Output all of the data below exactly as given.

======== PROVIDED RECORDS

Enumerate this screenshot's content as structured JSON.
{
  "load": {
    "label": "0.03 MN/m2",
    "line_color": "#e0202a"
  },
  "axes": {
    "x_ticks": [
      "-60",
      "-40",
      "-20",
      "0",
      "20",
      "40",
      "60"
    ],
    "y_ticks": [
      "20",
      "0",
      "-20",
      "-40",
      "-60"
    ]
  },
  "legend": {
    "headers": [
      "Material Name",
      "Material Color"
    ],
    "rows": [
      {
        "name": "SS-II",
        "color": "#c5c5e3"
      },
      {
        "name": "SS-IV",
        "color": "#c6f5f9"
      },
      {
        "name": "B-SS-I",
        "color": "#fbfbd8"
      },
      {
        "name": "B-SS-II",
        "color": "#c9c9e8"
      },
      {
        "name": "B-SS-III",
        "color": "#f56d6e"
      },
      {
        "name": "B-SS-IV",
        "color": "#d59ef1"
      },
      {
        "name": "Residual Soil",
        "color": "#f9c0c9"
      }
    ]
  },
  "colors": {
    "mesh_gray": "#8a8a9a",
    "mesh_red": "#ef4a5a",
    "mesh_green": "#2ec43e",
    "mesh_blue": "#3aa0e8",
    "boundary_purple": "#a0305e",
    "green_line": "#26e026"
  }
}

================

REPLY:
Enumerate this screenshot's content as structured JSON.
{
  "load": {
    "label": "0.03 MN/m2",
    "line_color": "#e0202a"
  },
  "axes": {
    "x_ticks": [
      "-60",
      "-40",
      "-20",
      "0",
      "20",
      "40",
      "60"
    ],
    "y_ticks": [
      "20",
      "0",
      "-20",
      "-40",
      "-60"
    ]
  },
  "legend": {
    "headers": [
      "Material Name",
      "Material Color"
    ],
    "rows": [
      {
        "name": "SS-II",
        "color": "#c5c5e3"
      },
      {
        "name": "SS-IV",
        "color": "#c6f5f9"
      },
      {
        "name": "B-SS-I",
        "color": "#fbfbd8"
      },
      {
        "name": "B-SS-II",
        "color": "#c9c9e8"
      },
      {
        "name": "B-SS-III",
        "color": "#f56d6e"
      },
      {
        "name": "B-SS-IV",
        "color": "#d59ef1"
      },
      {
        "name": "Residual Soil",
        "color": "#f9c0c9"
      }
    ]
  },
  "colors": {
    "mesh_gray": "#8a8a9a",
    "mesh_red": "#ef4a5a",
    "mesh_green": "#2ec43e",
    "mesh_blue": "#3aa0e8",
    "boundary_purple": "#a0305e",
    "green_line": "#26e026"
  }
}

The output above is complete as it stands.